Tasks to complete –
A: From the passage on the MI5 Fifth Column operation, return everything from "As Jack King" down to "recover the situation.", copied word for word.
B: In the passage on the MI5 Fifth Column operation, which section was Thomas Shelford running in September 1944?

Study text –
========
As Jack King was supposed to be a Gestapo man, he would advocate a Gestapo solution, explaining that his ultimate boss, Heinrich Himmler, was extending his control in an effort to recover the situation.
And Roberts was to continue to urge the Fifth Column against any kind of sabotage. ‘He is further to say that defeat, although not yet a fait accompli, must be regarded as a possibility, and that it is therefore important that his followers should take no overt action which would spoil their chances of reforming and playing their part in the preparation for the next war.’
Elsewhere within MI5, Clay had been calling in support. In September 1944, Thomas Shelford, now running F3, the MI5 section that monitored fascist groups, sent a three-page memo setting out his section’s view of the operation. He asked his officers to suggest their own examples of where it had helped them. A department that had initially been sceptical about the Fifth Column operation’s value was now offering full-throated support.
‘I need hardly say that I fully agree with Lord Rothschild’s opinion about the importance of being fully informed about these people,’ Shelford wrote. ‘With the example of Hitler before us, I think that it is dangerous to disregard extremists merely because they can be dubbed neurotics.’
Which was just as well, because two months earlier Kohout had stumbled across a clue to Britain’s greatest intelligence secret. One of his recruits was Maria Lanzl, a 32-year-old servant working in Hendon. She ha
d a friend who worked in the household of Superintendent George Hatherill, one of the star detectives of Scotland Yard. This woman reported, correctly, that the headquarters of the Special Operations Executive, Churchill’s army of commandos, was in Baker Street. She also offered another nugget: apparently, there was some kind of allied intelligence operation being run out of a country house north-west of London. Kohout passed the information up: surely this was worth investigating? The name of the place was Bletchley Park.
========
Material provided –
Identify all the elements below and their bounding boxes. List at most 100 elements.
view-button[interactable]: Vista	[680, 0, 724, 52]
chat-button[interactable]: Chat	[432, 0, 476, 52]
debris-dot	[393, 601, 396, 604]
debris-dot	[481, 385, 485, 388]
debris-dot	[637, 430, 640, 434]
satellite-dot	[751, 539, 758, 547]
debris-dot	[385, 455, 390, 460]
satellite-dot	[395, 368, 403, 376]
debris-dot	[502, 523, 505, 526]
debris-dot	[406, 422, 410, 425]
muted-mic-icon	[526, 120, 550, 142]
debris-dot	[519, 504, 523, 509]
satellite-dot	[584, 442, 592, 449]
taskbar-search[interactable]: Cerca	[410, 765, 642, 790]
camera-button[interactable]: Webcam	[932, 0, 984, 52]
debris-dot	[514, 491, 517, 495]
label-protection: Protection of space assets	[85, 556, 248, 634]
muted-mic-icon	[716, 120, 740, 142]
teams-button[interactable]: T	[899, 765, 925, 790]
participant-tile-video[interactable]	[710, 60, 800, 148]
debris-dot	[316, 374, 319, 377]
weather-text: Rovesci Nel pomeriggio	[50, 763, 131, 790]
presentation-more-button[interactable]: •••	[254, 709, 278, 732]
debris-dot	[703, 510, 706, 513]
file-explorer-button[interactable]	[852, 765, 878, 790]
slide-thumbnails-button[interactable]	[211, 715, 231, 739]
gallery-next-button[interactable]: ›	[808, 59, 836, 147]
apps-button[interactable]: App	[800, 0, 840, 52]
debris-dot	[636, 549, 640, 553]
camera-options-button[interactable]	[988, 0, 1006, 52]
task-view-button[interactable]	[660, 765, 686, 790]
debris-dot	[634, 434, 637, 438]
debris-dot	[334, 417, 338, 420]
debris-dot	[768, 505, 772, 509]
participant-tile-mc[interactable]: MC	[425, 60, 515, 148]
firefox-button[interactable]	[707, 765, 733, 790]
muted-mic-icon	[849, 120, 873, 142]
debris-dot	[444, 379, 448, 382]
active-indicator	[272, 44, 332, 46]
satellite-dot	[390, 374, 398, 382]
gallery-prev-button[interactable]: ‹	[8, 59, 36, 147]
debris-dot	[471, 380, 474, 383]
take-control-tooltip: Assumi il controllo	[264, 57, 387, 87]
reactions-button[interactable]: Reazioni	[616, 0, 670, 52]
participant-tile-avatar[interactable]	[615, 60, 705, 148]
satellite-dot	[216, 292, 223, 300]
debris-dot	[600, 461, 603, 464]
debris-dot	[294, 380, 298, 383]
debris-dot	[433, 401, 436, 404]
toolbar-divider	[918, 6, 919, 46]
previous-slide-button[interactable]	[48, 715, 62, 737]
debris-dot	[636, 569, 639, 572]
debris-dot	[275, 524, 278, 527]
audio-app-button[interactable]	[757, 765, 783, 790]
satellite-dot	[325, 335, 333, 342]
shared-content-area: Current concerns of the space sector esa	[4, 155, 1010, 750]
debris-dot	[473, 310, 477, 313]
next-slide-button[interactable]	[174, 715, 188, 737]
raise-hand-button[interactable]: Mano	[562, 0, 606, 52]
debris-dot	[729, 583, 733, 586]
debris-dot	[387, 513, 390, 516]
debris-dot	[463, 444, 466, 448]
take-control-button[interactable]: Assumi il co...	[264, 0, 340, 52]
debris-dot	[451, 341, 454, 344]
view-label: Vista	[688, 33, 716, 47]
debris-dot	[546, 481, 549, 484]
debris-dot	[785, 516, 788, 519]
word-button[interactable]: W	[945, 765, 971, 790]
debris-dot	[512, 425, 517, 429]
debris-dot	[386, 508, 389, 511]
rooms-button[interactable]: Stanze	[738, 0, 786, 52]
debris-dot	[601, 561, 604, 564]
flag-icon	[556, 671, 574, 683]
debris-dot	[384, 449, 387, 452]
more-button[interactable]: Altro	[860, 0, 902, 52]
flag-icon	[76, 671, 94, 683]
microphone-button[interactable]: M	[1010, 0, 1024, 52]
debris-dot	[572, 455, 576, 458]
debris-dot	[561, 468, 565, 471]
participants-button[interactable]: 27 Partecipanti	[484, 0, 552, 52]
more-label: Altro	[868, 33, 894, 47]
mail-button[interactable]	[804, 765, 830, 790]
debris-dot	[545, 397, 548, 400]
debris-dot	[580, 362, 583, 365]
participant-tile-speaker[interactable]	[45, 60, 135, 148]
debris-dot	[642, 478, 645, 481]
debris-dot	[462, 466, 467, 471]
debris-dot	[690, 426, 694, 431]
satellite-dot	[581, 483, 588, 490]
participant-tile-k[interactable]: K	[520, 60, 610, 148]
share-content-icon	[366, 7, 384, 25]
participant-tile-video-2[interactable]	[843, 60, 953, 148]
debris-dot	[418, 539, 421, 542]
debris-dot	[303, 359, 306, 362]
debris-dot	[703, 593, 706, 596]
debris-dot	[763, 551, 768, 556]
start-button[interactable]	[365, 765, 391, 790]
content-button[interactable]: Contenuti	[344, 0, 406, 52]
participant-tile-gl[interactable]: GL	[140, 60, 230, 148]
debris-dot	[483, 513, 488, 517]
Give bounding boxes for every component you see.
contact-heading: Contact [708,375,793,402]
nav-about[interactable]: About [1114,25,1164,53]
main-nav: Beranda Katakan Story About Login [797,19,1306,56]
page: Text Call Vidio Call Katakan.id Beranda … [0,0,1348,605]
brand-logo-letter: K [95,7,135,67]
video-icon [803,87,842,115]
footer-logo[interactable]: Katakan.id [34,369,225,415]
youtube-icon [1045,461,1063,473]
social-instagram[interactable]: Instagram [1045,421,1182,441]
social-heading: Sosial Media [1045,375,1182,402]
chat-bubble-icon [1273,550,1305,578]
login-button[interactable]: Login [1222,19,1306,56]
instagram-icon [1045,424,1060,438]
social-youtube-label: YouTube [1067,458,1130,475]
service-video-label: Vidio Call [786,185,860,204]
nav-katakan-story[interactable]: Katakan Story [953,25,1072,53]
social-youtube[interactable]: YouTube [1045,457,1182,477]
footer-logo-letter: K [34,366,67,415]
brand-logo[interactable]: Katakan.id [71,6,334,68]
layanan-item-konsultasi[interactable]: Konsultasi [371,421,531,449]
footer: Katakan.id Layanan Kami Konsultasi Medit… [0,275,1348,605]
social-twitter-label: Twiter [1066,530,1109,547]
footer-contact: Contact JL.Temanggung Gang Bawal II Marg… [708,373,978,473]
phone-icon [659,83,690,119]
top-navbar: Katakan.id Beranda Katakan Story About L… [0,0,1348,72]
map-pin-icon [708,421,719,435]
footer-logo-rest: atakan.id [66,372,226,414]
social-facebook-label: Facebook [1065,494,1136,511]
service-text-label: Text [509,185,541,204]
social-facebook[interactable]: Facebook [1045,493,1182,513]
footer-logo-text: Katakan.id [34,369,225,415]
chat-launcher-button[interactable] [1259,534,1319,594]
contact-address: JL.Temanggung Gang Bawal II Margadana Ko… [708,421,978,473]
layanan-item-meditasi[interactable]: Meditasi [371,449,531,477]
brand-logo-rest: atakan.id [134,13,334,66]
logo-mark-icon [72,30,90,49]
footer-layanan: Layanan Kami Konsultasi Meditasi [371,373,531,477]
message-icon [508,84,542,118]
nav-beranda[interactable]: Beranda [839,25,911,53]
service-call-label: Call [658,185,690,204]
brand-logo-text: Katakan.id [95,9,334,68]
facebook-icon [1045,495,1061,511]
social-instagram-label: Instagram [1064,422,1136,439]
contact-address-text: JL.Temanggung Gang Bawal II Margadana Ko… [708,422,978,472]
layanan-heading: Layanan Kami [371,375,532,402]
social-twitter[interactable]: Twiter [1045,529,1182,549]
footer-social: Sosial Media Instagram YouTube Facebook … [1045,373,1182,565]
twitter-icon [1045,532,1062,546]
========
Answers for this exercise –
A:
As Jack King was supposed to be a Gestapo man, he would advocate a Gestapo solution, explaining that his ultimate boss, Heinrich Himmler, was extending his control in an effort to recover the situation.

B: F3, the MI5 section that monitored fascist groups.